* begin *

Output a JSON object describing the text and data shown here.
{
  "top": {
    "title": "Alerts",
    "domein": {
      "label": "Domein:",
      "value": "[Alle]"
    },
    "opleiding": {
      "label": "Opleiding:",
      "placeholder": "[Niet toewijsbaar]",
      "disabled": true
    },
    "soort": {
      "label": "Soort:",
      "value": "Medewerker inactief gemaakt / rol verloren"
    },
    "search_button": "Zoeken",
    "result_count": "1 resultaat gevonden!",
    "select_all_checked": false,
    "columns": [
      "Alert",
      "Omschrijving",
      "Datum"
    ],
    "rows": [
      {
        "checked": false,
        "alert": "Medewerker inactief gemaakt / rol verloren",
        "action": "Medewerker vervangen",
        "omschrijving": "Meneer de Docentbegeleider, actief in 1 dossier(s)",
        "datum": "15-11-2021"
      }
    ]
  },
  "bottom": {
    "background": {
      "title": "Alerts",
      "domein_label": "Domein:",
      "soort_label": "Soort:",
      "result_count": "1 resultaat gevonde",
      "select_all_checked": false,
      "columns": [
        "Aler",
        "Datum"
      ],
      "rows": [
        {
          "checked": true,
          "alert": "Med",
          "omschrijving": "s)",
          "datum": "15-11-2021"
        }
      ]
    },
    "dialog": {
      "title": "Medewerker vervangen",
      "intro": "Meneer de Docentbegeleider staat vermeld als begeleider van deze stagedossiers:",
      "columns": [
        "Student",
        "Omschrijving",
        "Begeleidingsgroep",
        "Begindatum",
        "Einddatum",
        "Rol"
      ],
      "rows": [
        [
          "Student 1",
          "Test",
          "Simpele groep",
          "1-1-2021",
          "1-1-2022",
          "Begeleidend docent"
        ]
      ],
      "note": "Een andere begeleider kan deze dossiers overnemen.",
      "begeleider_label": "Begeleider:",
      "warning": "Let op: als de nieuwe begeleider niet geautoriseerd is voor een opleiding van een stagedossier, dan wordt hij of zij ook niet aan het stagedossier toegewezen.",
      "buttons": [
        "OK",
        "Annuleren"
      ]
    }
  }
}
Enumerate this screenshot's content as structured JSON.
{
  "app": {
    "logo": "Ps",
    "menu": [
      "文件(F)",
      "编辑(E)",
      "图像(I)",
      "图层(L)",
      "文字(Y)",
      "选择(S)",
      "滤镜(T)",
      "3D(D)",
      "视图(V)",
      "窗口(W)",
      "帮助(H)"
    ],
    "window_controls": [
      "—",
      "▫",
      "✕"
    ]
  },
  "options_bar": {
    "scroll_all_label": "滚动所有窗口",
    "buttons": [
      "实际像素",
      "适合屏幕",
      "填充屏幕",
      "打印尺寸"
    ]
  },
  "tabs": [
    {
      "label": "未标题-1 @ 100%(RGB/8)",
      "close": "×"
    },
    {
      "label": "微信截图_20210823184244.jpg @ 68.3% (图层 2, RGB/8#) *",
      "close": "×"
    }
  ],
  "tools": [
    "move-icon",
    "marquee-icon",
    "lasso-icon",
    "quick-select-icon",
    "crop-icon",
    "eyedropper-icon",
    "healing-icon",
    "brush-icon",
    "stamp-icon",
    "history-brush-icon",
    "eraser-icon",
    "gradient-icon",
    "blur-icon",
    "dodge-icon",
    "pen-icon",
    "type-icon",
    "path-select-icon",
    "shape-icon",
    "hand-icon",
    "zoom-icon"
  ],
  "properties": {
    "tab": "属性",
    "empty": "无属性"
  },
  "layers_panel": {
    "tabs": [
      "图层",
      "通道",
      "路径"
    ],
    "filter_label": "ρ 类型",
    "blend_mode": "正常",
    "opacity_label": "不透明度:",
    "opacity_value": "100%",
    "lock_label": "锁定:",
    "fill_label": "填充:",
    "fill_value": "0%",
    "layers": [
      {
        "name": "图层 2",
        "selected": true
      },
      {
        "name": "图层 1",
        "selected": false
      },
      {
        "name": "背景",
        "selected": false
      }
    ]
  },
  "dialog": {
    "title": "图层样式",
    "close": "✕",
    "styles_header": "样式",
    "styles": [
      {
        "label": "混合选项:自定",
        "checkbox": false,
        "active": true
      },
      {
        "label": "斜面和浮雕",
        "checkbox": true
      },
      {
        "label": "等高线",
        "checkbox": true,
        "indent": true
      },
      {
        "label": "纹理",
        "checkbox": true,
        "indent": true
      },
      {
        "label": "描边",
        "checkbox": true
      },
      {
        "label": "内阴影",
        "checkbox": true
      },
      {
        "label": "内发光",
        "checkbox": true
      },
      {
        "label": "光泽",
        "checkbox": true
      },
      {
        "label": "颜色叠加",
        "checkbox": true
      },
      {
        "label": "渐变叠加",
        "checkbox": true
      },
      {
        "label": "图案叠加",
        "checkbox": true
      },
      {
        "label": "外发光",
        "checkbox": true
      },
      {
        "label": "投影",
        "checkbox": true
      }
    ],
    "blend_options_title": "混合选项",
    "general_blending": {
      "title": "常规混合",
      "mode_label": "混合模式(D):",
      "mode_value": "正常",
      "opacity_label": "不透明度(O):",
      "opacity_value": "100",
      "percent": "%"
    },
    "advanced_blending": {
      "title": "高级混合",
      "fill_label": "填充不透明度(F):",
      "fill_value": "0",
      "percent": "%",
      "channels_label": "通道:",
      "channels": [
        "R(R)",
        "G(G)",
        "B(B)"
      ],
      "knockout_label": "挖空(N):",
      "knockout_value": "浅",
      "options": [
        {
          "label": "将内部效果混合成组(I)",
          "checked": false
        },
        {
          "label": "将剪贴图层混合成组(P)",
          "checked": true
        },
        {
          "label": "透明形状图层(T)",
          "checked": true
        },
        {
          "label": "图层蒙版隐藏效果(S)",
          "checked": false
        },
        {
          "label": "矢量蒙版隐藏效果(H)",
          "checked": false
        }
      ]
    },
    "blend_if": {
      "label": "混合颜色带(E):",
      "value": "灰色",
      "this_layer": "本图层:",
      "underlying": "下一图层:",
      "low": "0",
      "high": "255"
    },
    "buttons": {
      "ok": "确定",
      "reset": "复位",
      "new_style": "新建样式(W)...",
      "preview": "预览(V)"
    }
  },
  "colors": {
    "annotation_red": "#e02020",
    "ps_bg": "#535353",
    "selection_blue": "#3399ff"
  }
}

* end *

• _Work to complete_: Everything in the listing above should be restated exactly.

• _Exercise solution_:
Output a JSON object describing the text and data shown here.
{
  "top": {
    "title": "Alerts",
    "domein": {
      "label": "Domein:",
      "value": "[Alle]"
    },
    "opleiding": {
      "label": "Opleiding:",
      "placeholder": "[Niet toewijsbaar]",
      "disabled": true
    },
    "soort": {
      "label": "Soort:",
      "value": "Medewerker inactief gemaakt / rol verloren"
    },
    "search_button": "Zoeken",
    "result_count": "1 resultaat gevonden!",
    "select_all_checked": false,
    "columns": [
      "Alert",
      "Omschrijving",
      "Datum"
    ],
    "rows": [
      {
        "checked": false,
        "alert": "Medewerker inactief gemaakt / rol verloren",
        "action": "Medewerker vervangen",
        "omschrijving": "Meneer de Docentbegeleider, actief in 1 dossier(s)",
        "datum": "15-11-2021"
      }
    ]
  },
  "bottom": {
    "background": {
      "title": "Alerts",
      "domein_label": "Domein:",
      "soort_label": "Soort:",
      "result_count": "1 resultaat gevonde",
      "select_all_checked": false,
      "columns": [
        "Aler",
        "Datum"
      ],
      "rows": [
        {
          "checked": true,
          "alert": "Med",
          "omschrijving": "s)",
          "datum": "15-11-2021"
        }
      ]
    },
    "dialog": {
      "title": "Medewerker vervangen",
      "intro": "Meneer de Docentbegeleider staat vermeld als begeleider van deze stagedossiers:",
      "columns": [
        "Student",
        "Omschrijving",
        "Begeleidingsgroep",
        "Begindatum",
        "Einddatum",
        "Rol"
      ],
      "rows": [
        [
          "Student 1",
          "Test",
          "Simpele groep",
          "1-1-2021",
          "1-1-2022",
          "Begeleidend docent"
        ]
      ],
      "note": "Een andere begeleider kan deze dossiers overnemen.",
      "begeleider_label": "Begeleider:",
      "warning": "Let op: als de nieuwe begeleider niet geautoriseerd is voor een opleiding van een stagedossier, dan wordt hij of zij ook niet aan het stagedossier toegewezen.",
      "buttons": [
        "OK",
        "Annuleren"
      ]
    }
  }
}
Enumerate this screenshot's content as structured JSON.
{
  "app": {
    "logo": "Ps",
    "menu": [
      "文件(F)",
      "编辑(E)",
      "图像(I)",
      "图层(L)",
      "文字(Y)",
      "选择(S)",
      "滤镜(T)",
      "3D(D)",
      "视图(V)",
      "窗口(W)",
      "帮助(H)"
    ],
    "window_controls": [
      "—",
      "▫",
      "✕"
    ]
  },
  "options_bar": {
    "scroll_all_label": "滚动所有窗口",
    "buttons": [
      "实际像素",
      "适合屏幕",
      "填充屏幕",
      "打印尺寸"
    ]
  },
  "tabs": [
    {
      "label": "未标题-1 @ 100%(RGB/8)",
      "close": "×"
    },
    {
      "label": "微信截图_20210823184244.jpg @ 68.3% (图层 2, RGB/8#) *",
      "close": "×"
    }
  ],
  "tools": [
    "move-icon",
    "marquee-icon",
    "lasso-icon",
    "quick-select-icon",
    "crop-icon",
    "eyedropper-icon",
    "healing-icon",
    "brush-icon",
    "stamp-icon",
    "history-brush-icon",
    "eraser-icon",
    "gradient-icon",
    "blur-icon",
    "dodge-icon",
    "pen-icon",
    "type-icon",
    "path-select-icon",
    "shape-icon",
    "hand-icon",
    "zoom-icon"
  ],
  "properties": {
    "tab": "属性",
    "empty": "无属性"
  },
  "layers_panel": {
    "tabs": [
      "图层",
      "通道",
      "路径"
    ],
    "filter_label": "ρ 类型",
    "blend_mode": "正常",
    "opacity_label": "不透明度:",
    "opacity_value": "100%",
    "lock_label": "锁定:",
    "fill_label": "填充:",
    "fill_value": "0%",
    "layers": [
      {
        "name": "图层 2",
        "selected": true
      },
      {
        "name": "图层 1",
        "selected": false
      },
      {
        "name": "背景",
        "selected": false
      }
    ]
  },
  "dialog": {
    "title": "图层样式",
    "close": "✕",
    "styles_header": "样式",
    "styles": [
      {
        "label": "混合选项:自定",
        "checkbox": false,
        "active": true
      },
      {
        "label": "斜面和浮雕",
        "checkbox": true
      },
      {
        "label": "等高线",
        "checkbox": true,
        "indent": true
      },
      {
        "label": "纹理",
        "checkbox": true,
        "indent": true
      },
      {
        "label": "描边",
        "checkbox": true
      },
      {
        "label": "内阴影",
        "checkbox": true
      },
      {
        "label": "内发光",
        "checkbox": true
      },
      {
        "label": "光泽",
        "checkbox": true
      },
      {
        "label": "颜色叠加",
        "checkbox": true
      },
      {
        "label": "渐变叠加",
        "checkbox": true
      },
      {
        "label": "图案叠加",
        "checkbox": true
      },
      {
        "label": "外发光",
        "checkbox": true
      },
      {
        "label": "投影",
        "checkbox": true
      }
    ],
    "blend_options_title": "混合选项",
    "general_blending": {
      "title": "常规混合",
      "mode_label": "混合模式(D):",
      "mode_value": "正常",
      "opacity_label": "不透明度(O):",
      "opacity_value": "100",
      "percent": "%"
    },
    "advanced_blending": {
      "title": "高级混合",
      "fill_label": "填充不透明度(F):",
      "fill_value": "0",
      "percent": "%",
      "channels_label": "通道:",
      "channels": [
        "R(R)",
        "G(G)",
        "B(B)"
      ],
      "knockout_label": "挖空(N):",
      "knockout_value": "浅",
      "options": [
        {
          "label": "将内部效果混合成组(I)",
          "checked": false
        },
        {
          "label": "将剪贴图层混合成组(P)",
          "checked": true
        },
        {
          "label": "透明形状图层(T)",
          "checked": true
        },
        {
          "label": "图层蒙版隐藏效果(S)",
          "checked": false
        },
        {
          "label": "矢量蒙版隐藏效果(H)",
          "checked": false
        }
      ]
    },
    "blend_if": {
      "label": "混合颜色带(E):",
      "value": "灰色",
      "this_layer": "本图层:",
      "underlying": "下一图层:",
      "low": "0",
      "high": "255"
    },
    "buttons": {
      "ok": "确定",
      "reset": "复位",
      "new_style": "新建样式(W)...",
      "preview": "预览(V)"
    }
  },
  "colors": {
    "annotation_red": "#e02020",
    "ps_bg": "#535353",
    "selection_blue": "#3399ff"
  }
}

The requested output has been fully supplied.